> _TEXT EXTRACT_:
□ □ □ □

The Freedom of Information Act (FOIA), is a United States law that generally gives any person or organization (including non-US citizens) the right to access records of federal executive branch agencies upon request, unless they fall within any of nine outlined exemptions and satisfy the Foreseeable Harm Standard. Generally, the purpose of FOIA is to promote access to information about the federal government and to ensure the public has information to participate in democratic governance.
Enacted on July 4, 1966 and effective one year later, FOIA is codified in the United States Code in Title 5, Section 552 (5 U.S.C. § 552). Agencies also have their own regulations for implementing various procedural aspects of FOIA, such as how to submit requests.
Who does FOIA apply to?
FOIA applies to agencies within the executive branch of the federal government. That includes most entities in the executive branch, for example, the Department of Justice, the Environmental Protection Agency, and the Federal Trade Commission. Sometimes larger departments have components that are themselves agencies, which independently accept and process FOIA requests. The Federal Bureau of Investigation, for example, is within the Department of Justice but has an independent FOIA process.
While FOIA applies to many entities within the Executive Office of the President (such as the Office of Management and Budget), it does not apply to the President or their immediate personal staff, or the Vice President.
FOIA does not apply to Congress, the federal courts, private corporations, or federally funded state agencies.
The federal FOIA also does not apply to state or local governments. All states and the District of Columbia have their own “open records” laws that provide access to records of state and local agencies.
Do you need to make a request?
Before filing a FOIA request, consider researching whether the records/information being sought are already available online. Most agencies maintain electronic "reading rooms" of documents that have been previously requested and released, or that the agency is required to proactively make available. The FBI and CIA, for example, maintain fairly large, searchable caches of documents.
The United States government also makes many structured datasets available though data.gov.
How to make a request
FOIA requests must satisfy three requirements:
- The request be made in writing,
- The request must reasonably describe the records being sought, and
- The request must follow the agency's FOIA regulations.
A basic template for FOIA requests is available on the Making a FOIA Request page.
Address your request letter to the FOIA officer at the appropriate agency or subdivision. You can find out how agencies accept requests and where to send them by visiting the agency's website or by finding their information on the FOIA Wiki's Agencies Landing Page. The federal FOIA Portal also has address information for all federal agencies, and you can send FOIA requests to many agencies directly through the portal.
Some basic tips:
- It's generally a good idea to be as specific as possible when describing the records being sought.
- See the page on Making a FOIA Request for more detail on the amount of specificity required.
- Agencies may reject requests for "all records related to" a subject as insufficiently specific.
- If you are making a request for records about yourself or other living individuals, agencies may afford greater access if you can provide a privacy waiver.
- If you are making a request for records about a deceased individual, agencies may afford greater access if you submit proof of death along with your request.
- Be sure to include your contact information with the request so the agency knows how to contact you. It is a good idea to provide both an email address and a mailing address.
- Assistance with writing and submitting requests is available through several online FOIA tools, including Muckrock, and FOIA Machine. The federal government also maintains a FOIA portal that allows the submission of requests to many federal agencies and contact information for all agencies.
- If you mail your request, mark the outside of the envelope “FOIA Request.” Similarly, if you email it be sure that the subject line includes the words "FOIA Request".

□ □ □ □

> _PROVIDED MATERIAL_:
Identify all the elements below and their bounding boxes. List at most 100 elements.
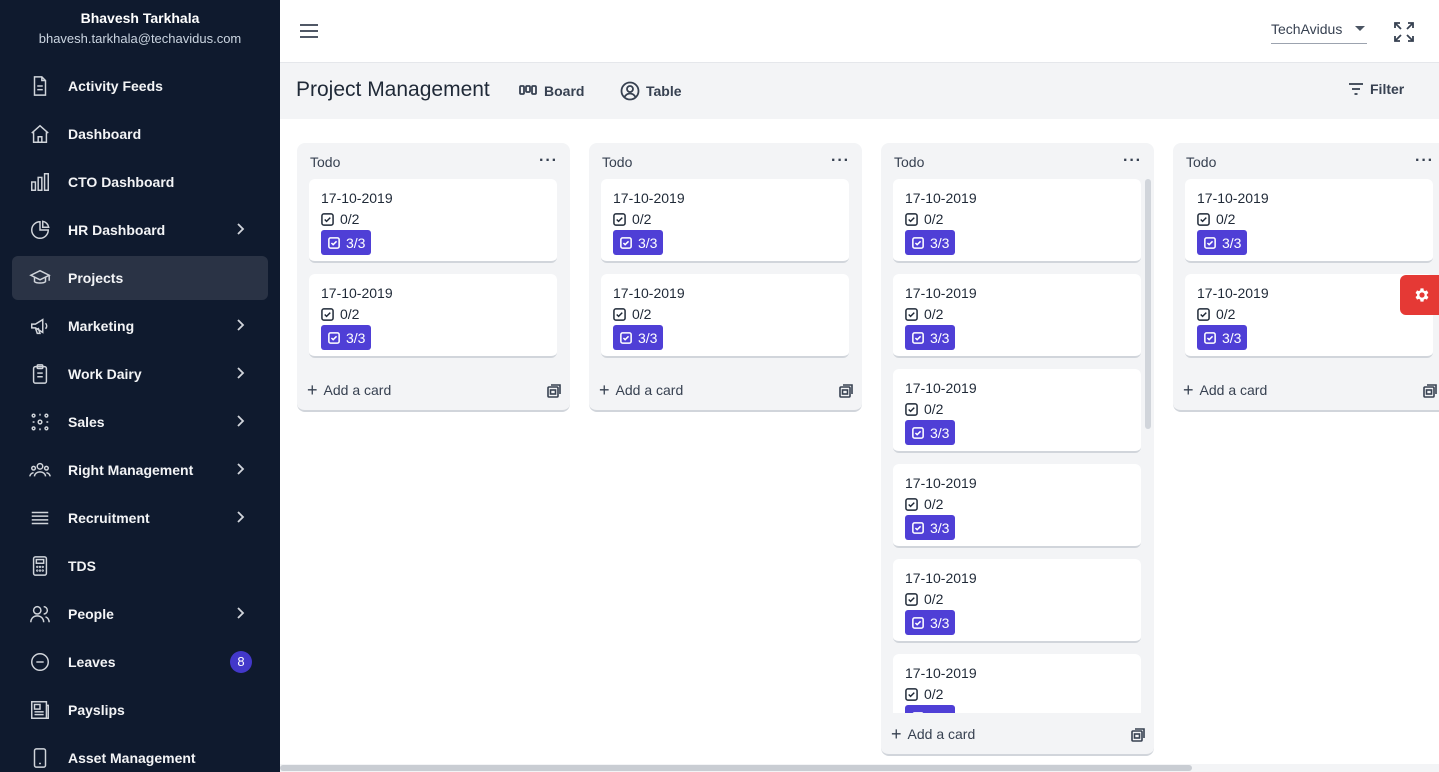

□ □ □ □

> _SHORT PROBLEM_: Quote the FOIA overview word for word, starting with "While FOIA applies" and going on through "make a request?". The material has no connection to the FOIA overview.

> _ANSWER TO THIS TASK_:
While FOIA applies to many entities within the Executive Office of the President (such as the Office of Management and Budget), it does not apply to the President or their immediate personal staff, or the Vice President.
FOIA does not apply to Congress, the federal courts, private corporations, or federally funded state agencies.
The federal FOIA also does not apply to state or local governments. All states and the District of Columbia have their own “open records” laws that provide access to records of state and local agencies.
Do you need to make a request?